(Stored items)
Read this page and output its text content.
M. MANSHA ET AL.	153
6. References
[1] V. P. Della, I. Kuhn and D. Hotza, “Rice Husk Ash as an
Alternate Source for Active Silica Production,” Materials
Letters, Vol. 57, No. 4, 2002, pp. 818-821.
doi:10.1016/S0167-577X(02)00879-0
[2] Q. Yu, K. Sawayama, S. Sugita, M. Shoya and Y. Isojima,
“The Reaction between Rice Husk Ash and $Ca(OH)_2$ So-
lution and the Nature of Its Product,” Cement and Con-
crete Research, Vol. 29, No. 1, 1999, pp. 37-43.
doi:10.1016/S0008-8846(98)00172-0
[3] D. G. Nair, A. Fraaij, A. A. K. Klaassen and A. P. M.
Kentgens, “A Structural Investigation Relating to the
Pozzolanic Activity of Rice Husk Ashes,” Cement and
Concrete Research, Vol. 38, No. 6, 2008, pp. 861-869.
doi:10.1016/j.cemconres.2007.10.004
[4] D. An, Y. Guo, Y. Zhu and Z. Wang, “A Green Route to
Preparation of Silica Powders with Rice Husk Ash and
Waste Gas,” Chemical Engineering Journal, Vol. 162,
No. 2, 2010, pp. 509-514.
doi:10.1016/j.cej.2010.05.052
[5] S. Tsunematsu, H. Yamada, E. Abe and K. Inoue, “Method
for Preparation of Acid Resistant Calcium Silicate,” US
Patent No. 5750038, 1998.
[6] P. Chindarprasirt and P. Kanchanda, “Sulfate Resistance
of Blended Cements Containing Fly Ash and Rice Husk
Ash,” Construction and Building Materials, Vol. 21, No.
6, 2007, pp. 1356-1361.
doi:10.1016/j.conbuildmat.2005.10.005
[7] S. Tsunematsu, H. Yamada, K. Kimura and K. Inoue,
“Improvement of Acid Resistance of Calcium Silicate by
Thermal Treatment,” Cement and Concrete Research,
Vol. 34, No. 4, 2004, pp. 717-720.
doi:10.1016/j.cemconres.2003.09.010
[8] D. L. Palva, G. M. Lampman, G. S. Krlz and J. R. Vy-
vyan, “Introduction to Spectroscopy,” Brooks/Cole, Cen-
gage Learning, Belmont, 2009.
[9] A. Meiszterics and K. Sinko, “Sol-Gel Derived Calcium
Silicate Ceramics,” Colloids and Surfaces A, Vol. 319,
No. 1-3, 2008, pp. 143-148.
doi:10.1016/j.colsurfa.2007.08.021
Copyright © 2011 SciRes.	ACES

[Given request] Return what is listed above, exactly and completely.

[Task result]
Read this page and output its text content.
M. MANSHA ET AL.	153
6. References
[1] V. P. Della, I. Kuhn and D. Hotza, “Rice Husk Ash as an
Alternate Source for Active Silica Production,” Materials
Letters, Vol. 57, No. 4, 2002, pp. 818-821.
doi:10.1016/S0167-577X(02)00879-0
[2] Q. Yu, K. Sawayama, S. Sugita, M. Shoya and Y. Isojima,
“The Reaction between Rice Husk Ash and $Ca(OH)_2$ So-
lution and the Nature of Its Product,” Cement and Con-
crete Research, Vol. 29, No. 1, 1999, pp. 37-43.
doi:10.1016/S0008-8846(98)00172-0
[3] D. G. Nair, A. Fraaij, A. A. K. Klaassen and A. P. M.
Kentgens, “A Structural Investigation Relating to the
Pozzolanic Activity of Rice Husk Ashes,” Cement and
Concrete Research, Vol. 38, No. 6, 2008, pp. 861-869.
doi:10.1016/j.cemconres.2007.10.004
[4] D. An, Y. Guo, Y. Zhu and Z. Wang, “A Green Route to
Preparation of Silica Powders with Rice Husk Ash and
Waste Gas,” Chemical Engineering Journal, Vol. 162,
No. 2, 2010, pp. 509-514.
doi:10.1016/j.cej.2010.05.052
[5] S. Tsunematsu, H. Yamada, E. Abe and K. Inoue, “Method
for Preparation of Acid Resistant Calcium Silicate,” US
Patent No. 5750038, 1998.
[6] P. Chindarprasirt and P. Kanchanda, “Sulfate Resistance
of Blended Cements Containing Fly Ash and Rice Husk
Ash,” Construction and Building Materials, Vol. 21, No.
6, 2007, pp. 1356-1361.
doi:10.1016/j.conbuildmat.2005.10.005
[7] S. Tsunematsu, H. Yamada, K. Kimura and K. Inoue,
“Improvement of Acid Resistance of Calcium Silicate by
Thermal Treatment,” Cement and Concrete Research,
Vol. 34, No. 4, 2004, pp. 717-720.
doi:10.1016/j.cemconres.2003.09.010
[8] D. L. Palva, G. M. Lampman, G. S. Krlz and J. R. Vy-
vyan, “Introduction to Spectroscopy,” Brooks/Cole, Cen-
gage Learning, Belmont, 2009.
[9] A. Meiszterics and K. Sinko, “Sol-Gel Derived Calcium
Silicate Ceramics,” Colloids and Surfaces A, Vol. 319,
No. 1-3, 2008, pp. 143-148.
doi:10.1016/j.colsurfa.2007.08.021
Copyright © 2011 SciRes.	ACES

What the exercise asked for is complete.